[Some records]
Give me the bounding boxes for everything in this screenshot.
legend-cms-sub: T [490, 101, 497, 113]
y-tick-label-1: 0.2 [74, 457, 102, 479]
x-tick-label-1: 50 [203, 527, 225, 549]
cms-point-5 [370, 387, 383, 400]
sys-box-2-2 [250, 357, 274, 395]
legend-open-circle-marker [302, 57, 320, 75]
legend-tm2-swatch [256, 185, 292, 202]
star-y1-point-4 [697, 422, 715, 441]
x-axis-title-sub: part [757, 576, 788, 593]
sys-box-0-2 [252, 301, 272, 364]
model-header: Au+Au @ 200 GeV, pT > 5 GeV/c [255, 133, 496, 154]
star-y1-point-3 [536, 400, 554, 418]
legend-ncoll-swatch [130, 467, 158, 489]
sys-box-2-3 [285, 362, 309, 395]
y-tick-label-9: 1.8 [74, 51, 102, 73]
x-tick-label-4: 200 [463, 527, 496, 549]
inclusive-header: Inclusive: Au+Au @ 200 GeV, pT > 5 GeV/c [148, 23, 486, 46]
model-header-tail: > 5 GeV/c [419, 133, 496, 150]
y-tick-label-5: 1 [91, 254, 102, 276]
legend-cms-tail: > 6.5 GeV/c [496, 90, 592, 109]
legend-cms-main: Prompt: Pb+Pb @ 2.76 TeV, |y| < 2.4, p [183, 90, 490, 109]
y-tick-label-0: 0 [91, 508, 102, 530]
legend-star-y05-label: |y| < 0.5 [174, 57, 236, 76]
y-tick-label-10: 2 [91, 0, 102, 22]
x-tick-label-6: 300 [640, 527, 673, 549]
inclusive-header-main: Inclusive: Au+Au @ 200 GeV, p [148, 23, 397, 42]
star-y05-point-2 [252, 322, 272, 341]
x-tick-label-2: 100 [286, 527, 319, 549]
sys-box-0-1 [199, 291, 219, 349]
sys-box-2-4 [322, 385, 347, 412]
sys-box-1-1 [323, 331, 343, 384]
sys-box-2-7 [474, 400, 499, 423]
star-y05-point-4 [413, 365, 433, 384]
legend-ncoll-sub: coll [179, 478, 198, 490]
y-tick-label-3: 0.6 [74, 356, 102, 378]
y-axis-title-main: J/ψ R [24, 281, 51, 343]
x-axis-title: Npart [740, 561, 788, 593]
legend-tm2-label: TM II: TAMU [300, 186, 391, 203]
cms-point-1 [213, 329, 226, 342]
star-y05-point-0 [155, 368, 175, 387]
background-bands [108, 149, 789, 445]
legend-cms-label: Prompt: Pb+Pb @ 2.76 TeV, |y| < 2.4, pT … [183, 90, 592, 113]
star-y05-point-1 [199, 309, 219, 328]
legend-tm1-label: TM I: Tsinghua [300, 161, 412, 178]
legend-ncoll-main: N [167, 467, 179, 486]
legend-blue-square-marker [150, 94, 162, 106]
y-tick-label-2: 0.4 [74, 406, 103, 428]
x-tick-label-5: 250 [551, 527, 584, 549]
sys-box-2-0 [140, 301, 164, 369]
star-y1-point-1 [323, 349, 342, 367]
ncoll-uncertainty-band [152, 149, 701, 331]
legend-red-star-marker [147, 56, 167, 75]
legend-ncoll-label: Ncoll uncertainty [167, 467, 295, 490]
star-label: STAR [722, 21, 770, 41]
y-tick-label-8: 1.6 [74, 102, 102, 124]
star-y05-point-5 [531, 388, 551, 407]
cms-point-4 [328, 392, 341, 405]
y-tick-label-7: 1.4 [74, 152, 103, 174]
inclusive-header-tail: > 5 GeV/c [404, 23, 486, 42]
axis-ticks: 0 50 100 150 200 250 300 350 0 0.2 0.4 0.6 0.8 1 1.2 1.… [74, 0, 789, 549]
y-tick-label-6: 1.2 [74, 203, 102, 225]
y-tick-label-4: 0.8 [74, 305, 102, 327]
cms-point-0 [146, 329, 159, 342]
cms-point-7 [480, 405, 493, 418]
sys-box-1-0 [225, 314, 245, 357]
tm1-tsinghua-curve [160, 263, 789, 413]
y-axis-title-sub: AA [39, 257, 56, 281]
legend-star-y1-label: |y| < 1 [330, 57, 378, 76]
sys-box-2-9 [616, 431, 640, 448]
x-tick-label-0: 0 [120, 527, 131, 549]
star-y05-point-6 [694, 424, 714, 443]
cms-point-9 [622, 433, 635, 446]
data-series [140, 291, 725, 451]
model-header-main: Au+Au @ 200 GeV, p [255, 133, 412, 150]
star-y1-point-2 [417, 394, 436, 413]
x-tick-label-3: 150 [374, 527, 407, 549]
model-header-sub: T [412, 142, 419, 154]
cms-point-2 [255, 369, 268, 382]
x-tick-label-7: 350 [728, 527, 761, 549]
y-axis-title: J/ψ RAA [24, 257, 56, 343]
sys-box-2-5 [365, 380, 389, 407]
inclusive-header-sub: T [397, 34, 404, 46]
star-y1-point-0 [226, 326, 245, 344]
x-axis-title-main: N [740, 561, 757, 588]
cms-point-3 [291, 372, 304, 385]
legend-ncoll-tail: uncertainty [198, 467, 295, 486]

Prompt —
Count the lines in the entries above that contain the string "swatch", with case counting, and give only the number.

Solution —
2